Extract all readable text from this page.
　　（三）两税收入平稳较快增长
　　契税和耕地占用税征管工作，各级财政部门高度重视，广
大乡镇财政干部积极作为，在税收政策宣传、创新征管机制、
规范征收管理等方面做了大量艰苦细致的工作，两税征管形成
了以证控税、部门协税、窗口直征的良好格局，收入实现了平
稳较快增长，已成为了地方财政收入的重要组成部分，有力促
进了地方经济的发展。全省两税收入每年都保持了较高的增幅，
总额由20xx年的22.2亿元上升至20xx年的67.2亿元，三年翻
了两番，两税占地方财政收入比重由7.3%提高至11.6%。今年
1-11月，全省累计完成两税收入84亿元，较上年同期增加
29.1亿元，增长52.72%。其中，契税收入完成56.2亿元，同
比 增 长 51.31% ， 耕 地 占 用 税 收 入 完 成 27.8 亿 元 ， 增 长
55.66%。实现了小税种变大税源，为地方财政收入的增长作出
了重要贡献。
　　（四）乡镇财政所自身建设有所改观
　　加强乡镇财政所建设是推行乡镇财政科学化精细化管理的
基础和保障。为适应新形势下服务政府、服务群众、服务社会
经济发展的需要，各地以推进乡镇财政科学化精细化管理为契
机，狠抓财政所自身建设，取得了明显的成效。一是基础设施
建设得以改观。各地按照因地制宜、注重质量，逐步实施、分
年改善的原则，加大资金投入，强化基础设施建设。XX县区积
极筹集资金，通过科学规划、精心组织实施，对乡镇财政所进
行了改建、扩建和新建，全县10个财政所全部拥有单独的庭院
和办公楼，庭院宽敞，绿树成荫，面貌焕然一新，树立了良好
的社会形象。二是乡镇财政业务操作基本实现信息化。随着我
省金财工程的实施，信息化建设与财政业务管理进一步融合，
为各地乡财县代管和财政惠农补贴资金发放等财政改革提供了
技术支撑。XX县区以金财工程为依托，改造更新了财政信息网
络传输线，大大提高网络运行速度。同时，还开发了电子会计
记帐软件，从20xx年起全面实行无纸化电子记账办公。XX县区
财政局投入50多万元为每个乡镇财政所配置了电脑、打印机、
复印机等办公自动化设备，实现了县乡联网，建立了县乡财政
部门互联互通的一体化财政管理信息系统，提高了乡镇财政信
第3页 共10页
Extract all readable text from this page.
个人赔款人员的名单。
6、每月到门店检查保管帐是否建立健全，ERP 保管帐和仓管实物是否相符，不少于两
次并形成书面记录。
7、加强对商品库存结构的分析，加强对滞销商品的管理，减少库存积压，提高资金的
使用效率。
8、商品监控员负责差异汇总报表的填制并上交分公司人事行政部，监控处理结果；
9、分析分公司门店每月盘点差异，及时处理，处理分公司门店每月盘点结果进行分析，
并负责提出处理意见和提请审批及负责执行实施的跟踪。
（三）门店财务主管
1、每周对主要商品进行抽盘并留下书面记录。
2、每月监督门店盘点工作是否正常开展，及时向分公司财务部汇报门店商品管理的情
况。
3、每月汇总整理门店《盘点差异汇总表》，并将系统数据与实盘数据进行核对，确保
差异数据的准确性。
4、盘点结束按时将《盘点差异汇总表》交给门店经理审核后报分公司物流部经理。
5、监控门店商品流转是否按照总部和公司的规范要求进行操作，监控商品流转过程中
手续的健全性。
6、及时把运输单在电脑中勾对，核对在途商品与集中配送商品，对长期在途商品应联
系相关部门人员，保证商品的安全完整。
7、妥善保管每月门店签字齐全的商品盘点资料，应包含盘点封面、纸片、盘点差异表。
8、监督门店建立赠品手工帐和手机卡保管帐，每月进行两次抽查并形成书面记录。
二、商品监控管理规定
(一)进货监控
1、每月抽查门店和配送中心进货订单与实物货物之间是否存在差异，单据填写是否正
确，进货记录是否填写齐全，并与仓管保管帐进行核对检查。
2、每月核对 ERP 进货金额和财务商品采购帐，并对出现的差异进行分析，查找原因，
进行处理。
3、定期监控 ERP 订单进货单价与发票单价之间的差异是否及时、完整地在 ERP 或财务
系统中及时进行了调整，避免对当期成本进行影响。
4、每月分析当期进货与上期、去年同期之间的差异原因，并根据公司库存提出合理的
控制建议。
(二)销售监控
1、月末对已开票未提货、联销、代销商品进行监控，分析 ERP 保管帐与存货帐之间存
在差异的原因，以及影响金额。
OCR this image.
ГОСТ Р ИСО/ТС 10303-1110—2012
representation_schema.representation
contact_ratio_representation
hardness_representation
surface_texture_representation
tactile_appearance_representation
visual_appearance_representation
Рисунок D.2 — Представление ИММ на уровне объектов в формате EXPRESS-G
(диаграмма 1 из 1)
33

========

Instructions to follow
Retype all of the data shown above, word for word.

Exercise output
Extract all readable text from this page.
　　（三）两税收入平稳较快增长
　　契税和耕地占用税征管工作，各级财政部门高度重视，广
大乡镇财政干部积极作为，在税收政策宣传、创新征管机制、
规范征收管理等方面做了大量艰苦细致的工作，两税征管形成
了以证控税、部门协税、窗口直征的良好格局，收入实现了平
稳较快增长，已成为了地方财政收入的重要组成部分，有力促
进了地方经济的发展。全省两税收入每年都保持了较高的增幅，
总额由20xx年的22.2亿元上升至20xx年的67.2亿元，三年翻
了两番，两税占地方财政收入比重由7.3%提高至11.6%。今年
1-11月，全省累计完成两税收入84亿元，较上年同期增加
29.1亿元，增长52.72%。其中，契税收入完成56.2亿元，同
比 增 长 51.31% ， 耕 地 占 用 税 收 入 完 成 27.8 亿 元 ， 增 长
55.66%。实现了小税种变大税源，为地方财政收入的增长作出
了重要贡献。
　　（四）乡镇财政所自身建设有所改观
　　加强乡镇财政所建设是推行乡镇财政科学化精细化管理的
基础和保障。为适应新形势下服务政府、服务群众、服务社会
经济发展的需要，各地以推进乡镇财政科学化精细化管理为契
机，狠抓财政所自身建设，取得了明显的成效。一是基础设施
建设得以改观。各地按照因地制宜、注重质量，逐步实施、分
年改善的原则，加大资金投入，强化基础设施建设。XX县区积
极筹集资金，通过科学规划、精心组织实施，对乡镇财政所进
行了改建、扩建和新建，全县10个财政所全部拥有单独的庭院
和办公楼，庭院宽敞，绿树成荫，面貌焕然一新，树立了良好
的社会形象。二是乡镇财政业务操作基本实现信息化。随着我
省金财工程的实施，信息化建设与财政业务管理进一步融合，
为各地乡财县代管和财政惠农补贴资金发放等财政改革提供了
技术支撑。XX县区以金财工程为依托，改造更新了财政信息网
络传输线，大大提高网络运行速度。同时，还开发了电子会计
记帐软件，从20xx年起全面实行无纸化电子记账办公。XX县区
财政局投入50多万元为每个乡镇财政所配置了电脑、打印机、
复印机等办公自动化设备，实现了县乡联网，建立了县乡财政
部门互联互通的一体化财政管理信息系统，提高了乡镇财政信
第3页 共10页
Extract all readable text from this page.
个人赔款人员的名单。
6、每月到门店检查保管帐是否建立健全，ERP 保管帐和仓管实物是否相符，不少于两
次并形成书面记录。
7、加强对商品库存结构的分析，加强对滞销商品的管理，减少库存积压，提高资金的
使用效率。
8、商品监控员负责差异汇总报表的填制并上交分公司人事行政部，监控处理结果；
9、分析分公司门店每月盘点差异，及时处理，处理分公司门店每月盘点结果进行分析，
并负责提出处理意见和提请审批及负责执行实施的跟踪。
（三）门店财务主管
1、每周对主要商品进行抽盘并留下书面记录。
2、每月监督门店盘点工作是否正常开展，及时向分公司财务部汇报门店商品管理的情
况。
3、每月汇总整理门店《盘点差异汇总表》，并将系统数据与实盘数据进行核对，确保
差异数据的准确性。
4、盘点结束按时将《盘点差异汇总表》交给门店经理审核后报分公司物流部经理。
5、监控门店商品流转是否按照总部和公司的规范要求进行操作，监控商品流转过程中
手续的健全性。
6、及时把运输单在电脑中勾对，核对在途商品与集中配送商品，对长期在途商品应联
系相关部门人员，保证商品的安全完整。
7、妥善保管每月门店签字齐全的商品盘点资料，应包含盘点封面、纸片、盘点差异表。
8、监督门店建立赠品手工帐和手机卡保管帐，每月进行两次抽查并形成书面记录。
二、商品监控管理规定
(一)进货监控
1、每月抽查门店和配送中心进货订单与实物货物之间是否存在差异，单据填写是否正
确，进货记录是否填写齐全，并与仓管保管帐进行核对检查。
2、每月核对 ERP 进货金额和财务商品采购帐，并对出现的差异进行分析，查找原因，
进行处理。
3、定期监控 ERP 订单进货单价与发票单价之间的差异是否及时、完整地在 ERP 或财务
系统中及时进行了调整，避免对当期成本进行影响。
4、每月分析当期进货与上期、去年同期之间的差异原因，并根据公司库存提出合理的
控制建议。
(二)销售监控
1、月末对已开票未提货、联销、代销商品进行监控，分析 ERP 保管帐与存货帐之间存
在差异的原因，以及影响金额。
OCR this image.
ГОСТ Р ИСО/ТС 10303-1110—2012
representation_schema.representation
contact_ratio_representation
hardness_representation
surface_texture_representation
tactile_appearance_representation
visual_appearance_representation
Рисунок D.2 — Представление ИММ на уровне объектов в формате EXPRESS-G
(диаграмма 1 из 1)
33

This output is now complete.